-- To do --
Leaving out the pictures, please retype each record exactly.

(Stored data)
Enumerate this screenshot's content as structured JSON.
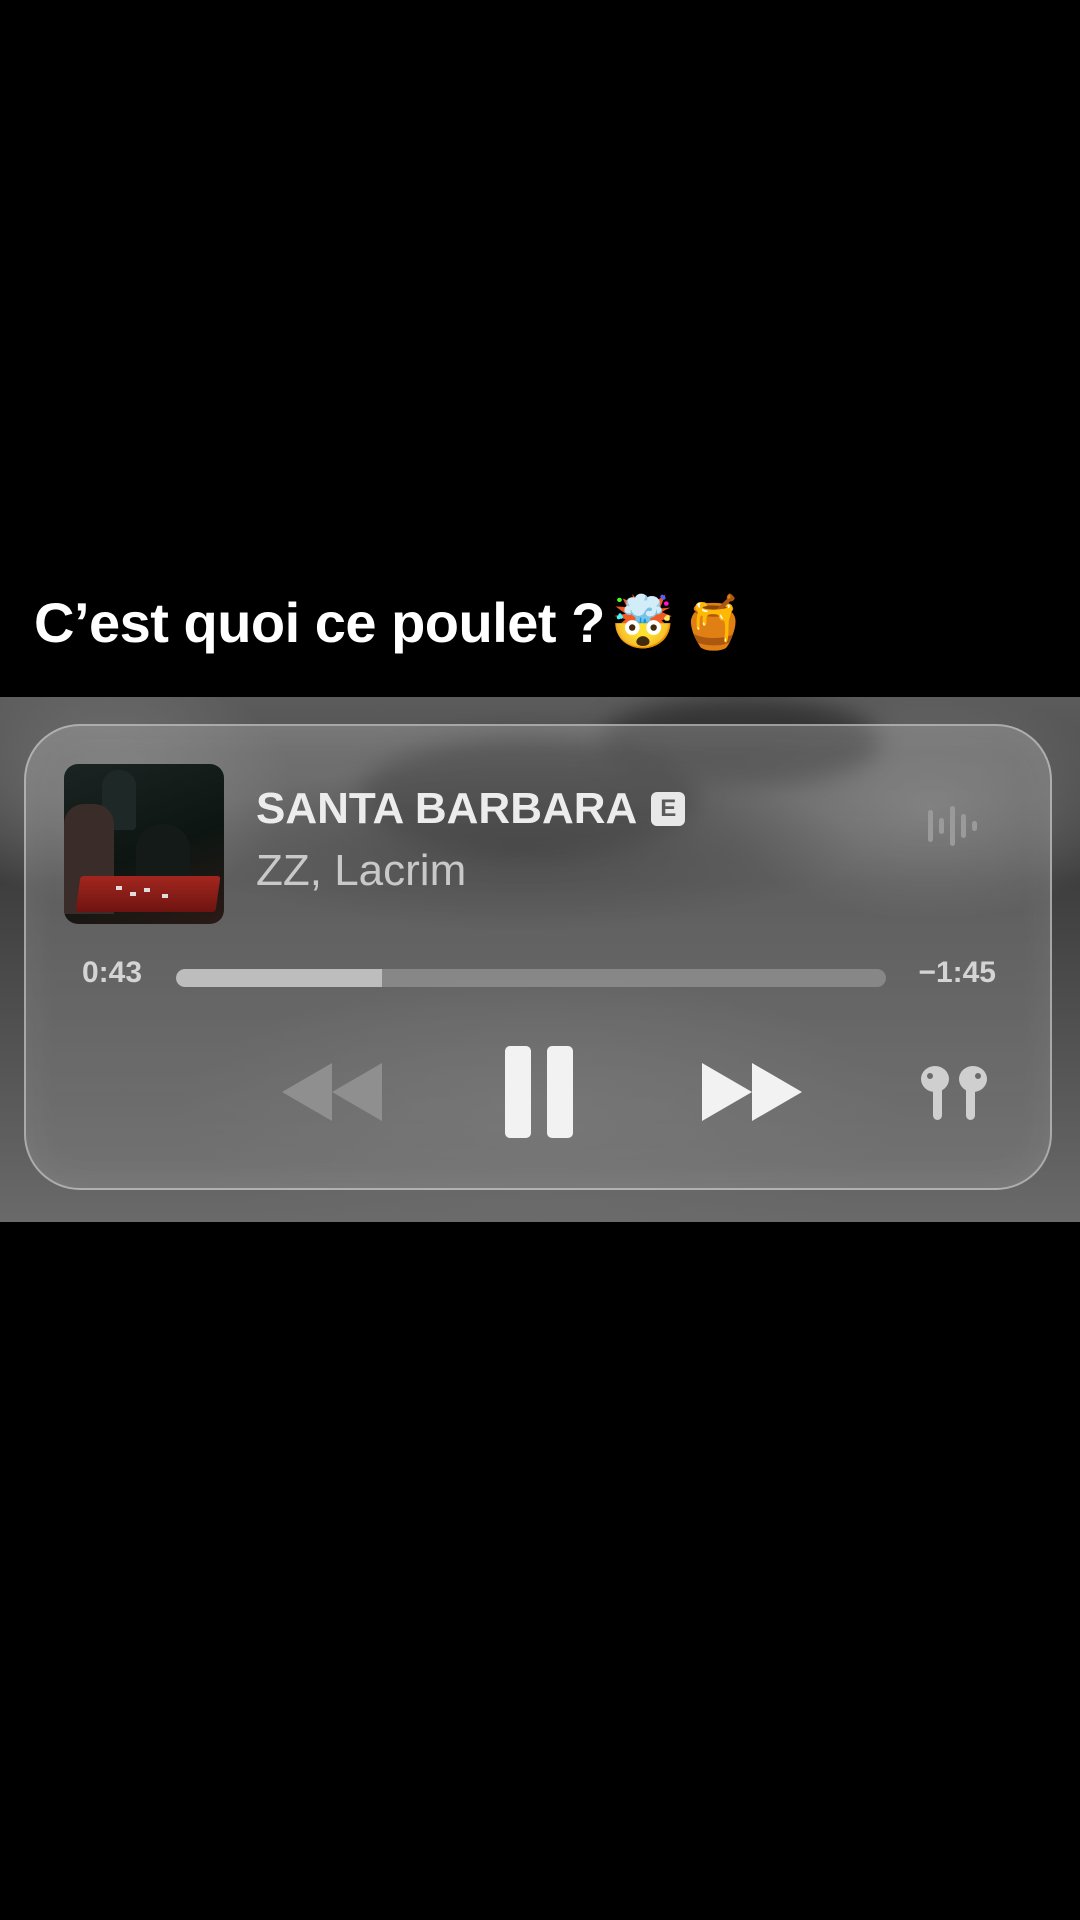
{
  "caption": {
    "text": "C’est quoi ce poulet ?",
    "emojis": [
      "🤯",
      "🍯"
    ]
  },
  "player": {
    "song_title": "SANTA BARBARA",
    "explicit_badge": "E",
    "artist": "ZZ, Lacrim",
    "elapsed": "0:43",
    "remaining": "−1:45",
    "progress": 0.29
  },
  "icons": {
    "rewind": "rewind-icon",
    "pause": "pause-icon",
    "forward": "fast-forward-icon",
    "airpods": "airpods-icon",
    "waveform": "waveform-icon"
  },
  "colors": {
    "background": "#000000",
    "controls_active": "#f2f2f2",
    "controls_dim": "#8f8f8f"
  }
}
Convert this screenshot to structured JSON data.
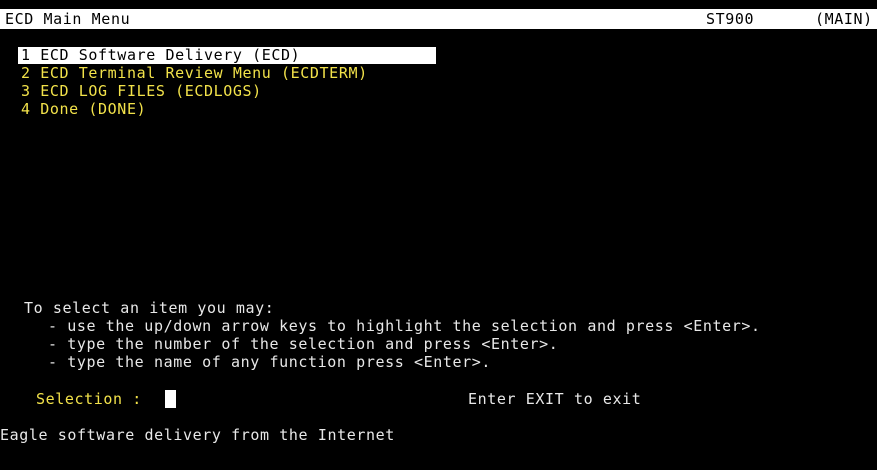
{
  "header": {
    "title": "ECD Main Menu",
    "system": "ST900",
    "screen": "(MAIN)"
  },
  "menu": {
    "items": [
      {
        "label": "1 ECD Software Delivery (ECD)",
        "selected": true
      },
      {
        "label": "2 ECD Terminal Review Menu (ECDTERM)",
        "selected": false
      },
      {
        "label": "3 ECD LOG FILES (ECDLOGS)",
        "selected": false
      },
      {
        "label": "4 Done (DONE)",
        "selected": false
      }
    ]
  },
  "help": {
    "intro": "To select an item you may:",
    "lines": [
      "- use the up/down arrow keys to highlight the selection and press <Enter>.",
      "- type the number of the selection and press <Enter>.",
      "- type the name of any function press <Enter>."
    ]
  },
  "prompt": {
    "label": "Selection :",
    "value": "",
    "exit_hint": "Enter EXIT to exit"
  },
  "status": {
    "message": "Eagle software delivery from the Internet"
  },
  "colors": {
    "background": "#000000",
    "menu_text": "#f2e24a",
    "highlight_bg": "#ffffff",
    "normal_text": "#e8e8e8"
  }
}
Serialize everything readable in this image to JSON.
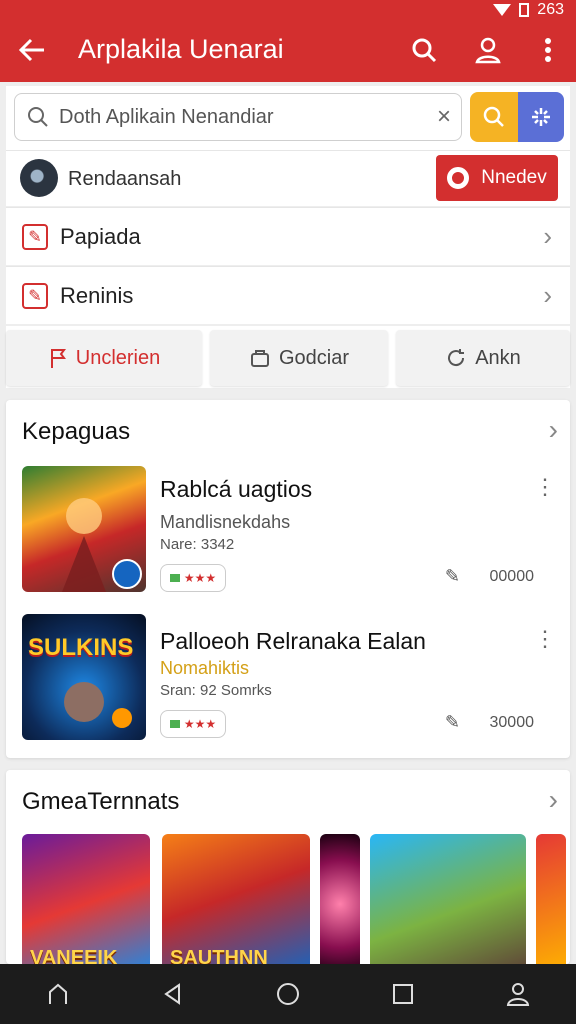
{
  "status_bar": {
    "time": "263"
  },
  "appbar": {
    "title": "Arplakila Uenarai",
    "back_icon": "arrow-left-icon",
    "actions": [
      "search-icon",
      "user-icon",
      "more-vert-icon"
    ]
  },
  "search": {
    "placeholder": "Doth Aplikain Nenandiar",
    "clear_icon": "close-icon",
    "search_button_icon": "search-icon",
    "filter_button_icon": "sparkle-icon"
  },
  "user": {
    "name": "Rendaansah",
    "button_label": "Nnedev"
  },
  "menu": [
    {
      "label": "Papiada",
      "icon": "edit-icon"
    },
    {
      "label": "Reninis",
      "icon": "edit-icon"
    }
  ],
  "tabs": [
    {
      "label": "Unclerien",
      "icon": "flag-icon",
      "active": true
    },
    {
      "label": "Godciar",
      "icon": "bag-icon",
      "active": false
    },
    {
      "label": "Ankn",
      "icon": "refresh-icon",
      "active": false
    }
  ],
  "section1": {
    "title": "Kepaguas",
    "games": [
      {
        "title": "Rablcá uagtios",
        "subtitle": "Mandlisnekdahs",
        "meta": "Nare: 3342",
        "chip": "★★★",
        "count": "00000"
      },
      {
        "title": "Palloeoh Relranaka Ealan",
        "subtitle": "Nomahiktis",
        "meta": "Sran: 92 Somrks",
        "chip": "★★★",
        "count": "30000",
        "thumb_text": "SULKINS"
      }
    ]
  },
  "section2": {
    "title": "GmeaTernnats",
    "tiles": [
      {
        "caption": "VANEEIK"
      },
      {
        "caption": "SAUTHNN"
      },
      {
        "caption": ""
      },
      {
        "caption": ""
      },
      {
        "caption": ""
      }
    ]
  },
  "colors": {
    "primary": "#d32f2f",
    "search_button": "#f5b324",
    "filter_button": "#5b6fd6"
  }
}
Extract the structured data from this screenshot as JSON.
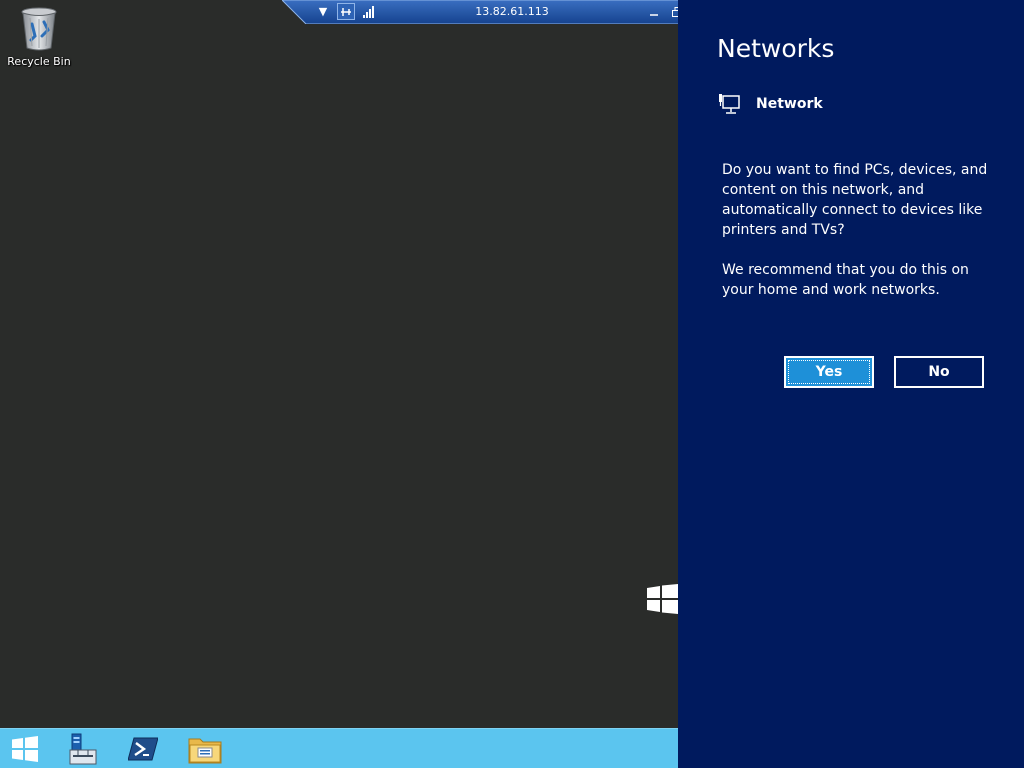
{
  "desktop": {
    "icons": [
      {
        "label": "Recycle Bin",
        "icon": "recycle-bin-icon"
      }
    ]
  },
  "rdp_bar": {
    "host": "13.82.61.113",
    "icons": [
      "dropdown-arrow-icon",
      "pin-icon",
      "signal-strength-icon",
      "minimize-icon",
      "restore-icon",
      "close-icon"
    ]
  },
  "taskbar": {
    "items": [
      {
        "icon": "start-windows-icon"
      },
      {
        "icon": "server-manager-icon"
      },
      {
        "icon": "powershell-icon"
      },
      {
        "icon": "file-explorer-icon"
      }
    ]
  },
  "networks_panel": {
    "title": "Networks",
    "network_name": "Network",
    "message_1": "Do you want to find PCs, devices, and content on this network, and automatically connect to devices like printers and TVs?",
    "message_2": "We recommend that you do this on your home and work networks.",
    "yes_label": "Yes",
    "no_label": "No"
  },
  "colors": {
    "desktop_bg": "#2a2c2a",
    "panel_bg": "#001a5e",
    "taskbar_bg": "#5bc5ef",
    "yes_button": "#1e90d8"
  }
}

-- Task output --
Enumerate this screenshot's content as structured JSON.
{
  "caption": {
    "text": "C’est quoi ce poulet ?",
    "emojis": [
      "🤯",
      "🍯"
    ]
  },
  "player": {
    "song_title": "SANTA BARBARA",
    "explicit_badge": "E",
    "artist": "ZZ, Lacrim",
    "elapsed": "0:43",
    "remaining": "−1:45",
    "progress": 0.29
  },
  "icons": {
    "rewind": "rewind-icon",
    "pause": "pause-icon",
    "forward": "fast-forward-icon",
    "airpods": "airpods-icon",
    "waveform": "waveform-icon"
  },
  "colors": {
    "background": "#000000",
    "controls_active": "#f2f2f2",
    "controls_dim": "#8f8f8f"
  }
}
Convert this screenshot to structured JSON data.
{
  "header": {
    "title": "ECD Main Menu",
    "system": "ST900",
    "screen": "(MAIN)"
  },
  "menu": {
    "items": [
      {
        "label": "1 ECD Software Delivery (ECD)",
        "selected": true
      },
      {
        "label": "2 ECD Terminal Review Menu (ECDTERM)",
        "selected": false
      },
      {
        "label": "3 ECD LOG FILES (ECDLOGS)",
        "selected": false
      },
      {
        "label": "4 Done (DONE)",
        "selected": false
      }
    ]
  },
  "help": {
    "intro": "To select an item you may:",
    "lines": [
      "- use the up/down arrow keys to highlight the selection and press <Enter>.",
      "- type the number of the selection and press <Enter>.",
      "- type the name of any function press <Enter>."
    ]
  },
  "prompt": {
    "label": "Selection :",
    "value": "",
    "exit_hint": "Enter EXIT to exit"
  },
  "status": {
    "message": "Eagle software delivery from the Internet"
  },
  "colors": {
    "background": "#000000",
    "menu_text": "#f2e24a",
    "highlight_bg": "#ffffff",
    "normal_text": "#e8e8e8"
  }
}
Serialize everything readable in this image to JSON.
{
  "status_bar": {
    "time": "263"
  },
  "appbar": {
    "title": "Arplakila Uenarai",
    "back_icon": "arrow-left-icon",
    "actions": [
      "search-icon",
      "user-icon",
      "more-vert-icon"
    ]
  },
  "search": {
    "placeholder": "Doth Aplikain Nenandiar",
    "clear_icon": "close-icon",
    "search_button_icon": "search-icon",
    "filter_button_icon": "sparkle-icon"
  },
  "user": {
    "name": "Rendaansah",
    "button_label": "Nnedev"
  },
  "menu": [
    {
      "label": "Papiada",
      "icon": "edit-icon"
    },
    {
      "label": "Reninis",
      "icon": "edit-icon"
    }
  ],
  "tabs": [
    {
      "label": "Unclerien",
      "icon": "flag-icon",
      "active": true
    },
    {
      "label": "Godciar",
      "icon": "bag-icon",
      "active": false
    },
    {
      "label": "Ankn",
      "icon": "refresh-icon",
      "active": false
    }
  ],
  "section1": {
    "title": "Kepaguas",
    "games": [
      {
        "title": "Rablcá uagtios",
        "subtitle": "Mandlisnekdahs",
        "meta": "Nare: 3342",
        "chip": "★★★",
        "count": "00000"
      },
      {
        "title": "Palloeoh Relranaka Ealan",
        "subtitle": "Nomahiktis",
        "meta": "Sran: 92 Somrks",
        "chip": "★★★",
        "count": "30000",
        "thumb_text": "SULKINS"
      }
    ]
  },
  "section2": {
    "title": "GmeaTernnats",
    "tiles": [
      {
        "caption": "VANEEIK"
      },
      {
        "caption": "SAUTHNN"
      },
      {
        "caption": ""
      },
      {
        "caption": ""
      },
      {
        "caption": ""
      }
    ]
  },
  "colors": {
    "primary": "#d32f2f",
    "search_button": "#f5b324",
    "filter_button": "#5b6fd6"
  }
}
Extract the structured data from this screenshot as JSON.
{
  "desktop": {
    "icons": [
      {
        "label": "Recycle Bin",
        "icon": "recycle-bin-icon"
      }
    ]
  },
  "rdp_bar": {
    "host": "13.82.61.113",
    "icons": [
      "dropdown-arrow-icon",
      "pin-icon",
      "signal-strength-icon",
      "minimize-icon",
      "restore-icon",
      "close-icon"
    ]
  },
  "taskbar": {
    "items": [
      {
        "icon": "start-windows-icon"
      },
      {
        "icon": "server-manager-icon"
      },
      {
        "icon": "powershell-icon"
      },
      {
        "icon": "file-explorer-icon"
      }
    ]
  },
  "networks_panel": {
    "title": "Networks",
    "network_name": "Network",
    "message_1": "Do you want to find PCs, devices, and content on this network, and automatically connect to devices like printers and TVs?",
    "message_2": "We recommend that you do this on your home and work networks.",
    "yes_label": "Yes",
    "no_label": "No"
  },
  "colors": {
    "desktop_bg": "#2a2c2a",
    "panel_bg": "#001a5e",
    "taskbar_bg": "#5bc5ef",
    "yes_button": "#1e90d8"
  }
}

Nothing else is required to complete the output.